* BEGIN *
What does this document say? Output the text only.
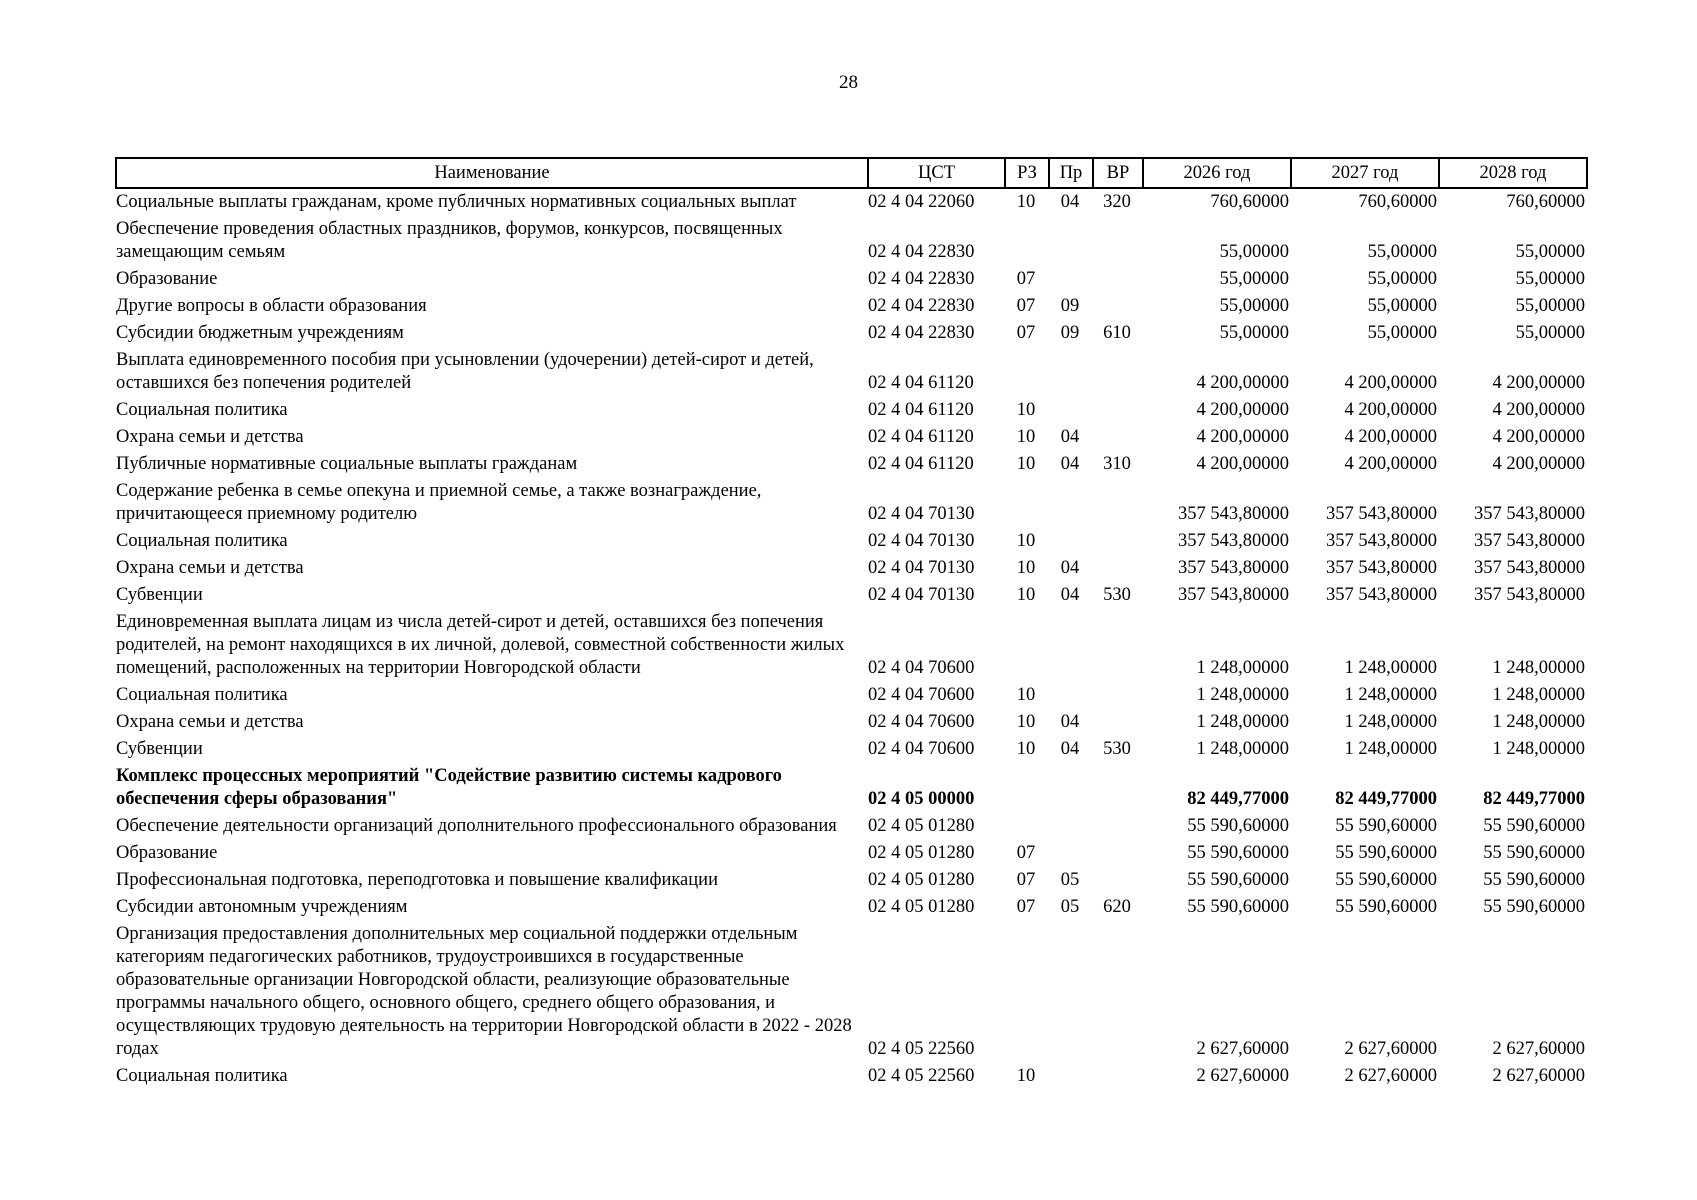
28
Наименование	ЦСТ	РЗ	Пр	ВР	2026 год	2027 год	2028 год
Социальные выплаты гражданам, кроме публичных нормативных социальных выплат	02 4 04 22060	10	04	320	760,60000	760,60000	760,60000
Обеспечение проведения областных праздников, форумов, конкурсов, посвященных замещающим семьям	02 4 04 22830				55,00000	55,00000	55,00000
Образование	02 4 04 22830	07			55,00000	55,00000	55,00000
Другие вопросы в области образования	02 4 04 22830	07	09		55,00000	55,00000	55,00000
Субсидии бюджетным учреждениям	02 4 04 22830	07	09	610	55,00000	55,00000	55,00000
Выплата единовременного пособия при усыновлении (удочерении) детей-сирот и детей, оставшихся без попечения родителей	02 4 04 61120				4 200,00000	4 200,00000	4 200,00000
Социальная политика	02 4 04 61120	10			4 200,00000	4 200,00000	4 200,00000
Охрана семьи и детства	02 4 04 61120	10	04		4 200,00000	4 200,00000	4 200,00000
Публичные нормативные социальные выплаты гражданам	02 4 04 61120	10	04	310	4 200,00000	4 200,00000	4 200,00000
Содержание ребенка в семье опекуна и приемной семье, а также вознаграждение, причитающееся приемному родителю	02 4 04 70130				357 543,80000	357 543,80000	357 543,80000
Социальная политика	02 4 04 70130	10			357 543,80000	357 543,80000	357 543,80000
Охрана семьи и детства	02 4 04 70130	10	04		357 543,80000	357 543,80000	357 543,80000
Субвенции	02 4 04 70130	10	04	530	357 543,80000	357 543,80000	357 543,80000
Единовременная выплата лицам из числа детей-сирот и детей, оставшихся без попечения родителей, на ремонт находящихся в их личной, долевой, совместной собственности жилых помещений, расположенных на территории Новгородской области	02 4 04 70600				1 248,00000	1 248,00000	1 248,00000
Социальная политика	02 4 04 70600	10			1 248,00000	1 248,00000	1 248,00000
Охрана семьи и детства	02 4 04 70600	10	04		1 248,00000	1 248,00000	1 248,00000
Субвенции	02 4 04 70600	10	04	530	1 248,00000	1 248,00000	1 248,00000
Комплекс процессных мероприятий "Содействие развитию системы кадрового обеспечения сферы образования"	02 4 05 00000				82 449,77000	82 449,77000	82 449,77000
Обеспечение деятельности организаций дополнительного профессионального образования	02 4 05 01280				55 590,60000	55 590,60000	55 590,60000
Образование	02 4 05 01280	07			55 590,60000	55 590,60000	55 590,60000
Профессиональная подготовка, переподготовка и повышение квалификации	02 4 05 01280	07	05		55 590,60000	55 590,60000	55 590,60000
Субсидии автономным учреждениям	02 4 05 01280	07	05	620	55 590,60000	55 590,60000	55 590,60000
Организация предоставления дополнительных мер социальной поддержки отдельным категориям педагогических работников, трудоустроившихся в государственные образовательные организации Новгородской области, реализующие образовательные программы начального общего, основного общего, среднего общего образования, и осуществляющих трудовую деятельность на территории Новгородской области в 2022 - 2028 годах	02 4 05 22560				2 627,60000	2 627,60000	2 627,60000
Социальная политика	02 4 05 22560	10			2 627,60000	2 627,60000	2 627,60000
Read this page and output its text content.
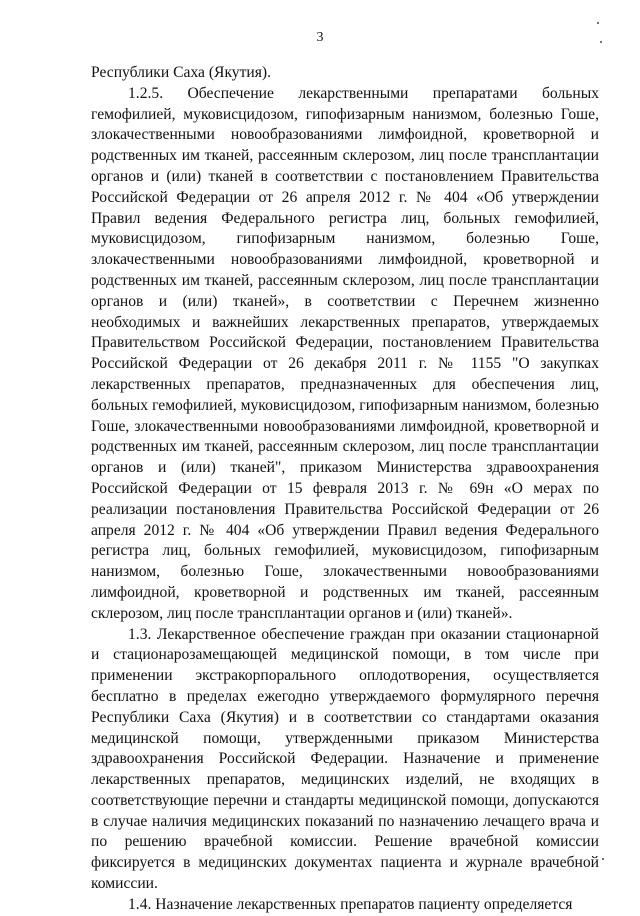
3

Республики Саха (Якутия).

1.2.5. Обеспечение лекарственными препаратами больных гемофилией, муковисцидозом, гипофизарным нанизмом, болезнью Гоше, злокачественными новообразованиями лимфоидной, кроветворной и родственных им тканей, рассеянным склерозом, лиц после трансплантации органов и (или) тканей в соответствии с постановлением Правительства Российской Федерации от 26 апреля 2012 г. № 404 «Об утверждении Правил ведения Федерального регистра лиц, больных гемофилией, муковисцидозом, гипофизарным нанизмом, болезнью Гоше, злокачественными новообразованиями лимфоидной, кроветворной и родственных им тканей, рассеянным склерозом, лиц после трансплантации органов и (или) тканей», в соответствии с Перечнем жизненно необходимых и важнейших лекарственных препаратов, утверждаемых Правительством Российской Федерации, постановлением Правительства Российской Федерации от 26 декабря 2011 г. № 1155 "О закупках лекарственных препаратов, предназначенных для обеспечения лиц, больных гемофилией, муковисцидозом, гипофизарным нанизмом, болезнью Гоше, злокачественными новообразованиями лимфоидной, кроветворной и родственных им тканей, рассеянным склерозом, лиц после трансплантации органов и (или) тканей", приказом Министерства здравоохранения Российской Федерации от 15 февраля 2013 г. № 69н «О мерах по реализации постановления Правительства Российской Федерации от 26 апреля 2012 г. № 404 «Об утверждении Правил ведения Федерального регистра лиц, больных гемофилией, муковисцидозом, гипофизарным нанизмом, болезнью Гоше, злокачественными новообразованиями лимфоидной, кроветворной и родственных им тканей, рассеянным склерозом, лиц после трансплантации органов и (или) тканей».

1.3. Лекарственное обеспечение граждан при оказании стационарной и стационарозамещающей медицинской помощи, в том числе при применении экстракорпорального оплодотворения, осуществляется бесплатно в пределах ежегодно утверждаемого формулярного перечня Республики Саха (Якутия) и в соответствии со стандартами оказания медицинской помощи, утвержденными приказом Министерства здравоохранения Российской Федерации. Назначение и применение лекарственных препаратов, медицинских изделий, не входящих в соответствующие перечни и стандарты медицинской помощи, допускаются в случае наличия медицинских показаний по назначению лечащего врача и по решению врачебной комиссии. Решение врачебной комиссии фиксируется в медицинских документах пациента и журнале врачебной комиссии.

1.4. Назначение лекарственных препаратов пациенту определяется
* END *
Wherever the word "области" occurs in a line of the listing, copy that line.

Другие вопросы в области образования	02 4 04 22830	07	09		55,00000	55,00000	55,00000
Единовременная выплата лицам из числа детей-сирот и детей, оставшихся без попечения родителей, на ремонт находящихся в их личной, долевой, совместной собственности жилых помещений, расположенных на территории Новгородской области	02 4 04 70600				1 248,00000	1 248,00000	1 248,00000
Организация предоставления дополнительных мер социальной поддержки отдельным категориям педагогических работников, трудоустроившихся в государственные образовательные организации Новгородской области, реализующие образовательные программы начального общего, основного общего, среднего общего образования, и осуществляющих трудовую деятельность на территории Новгородской области в 2022 - 2028 годах	02 4 05 22560				2 627,60000	2 627,60000	2 627,60000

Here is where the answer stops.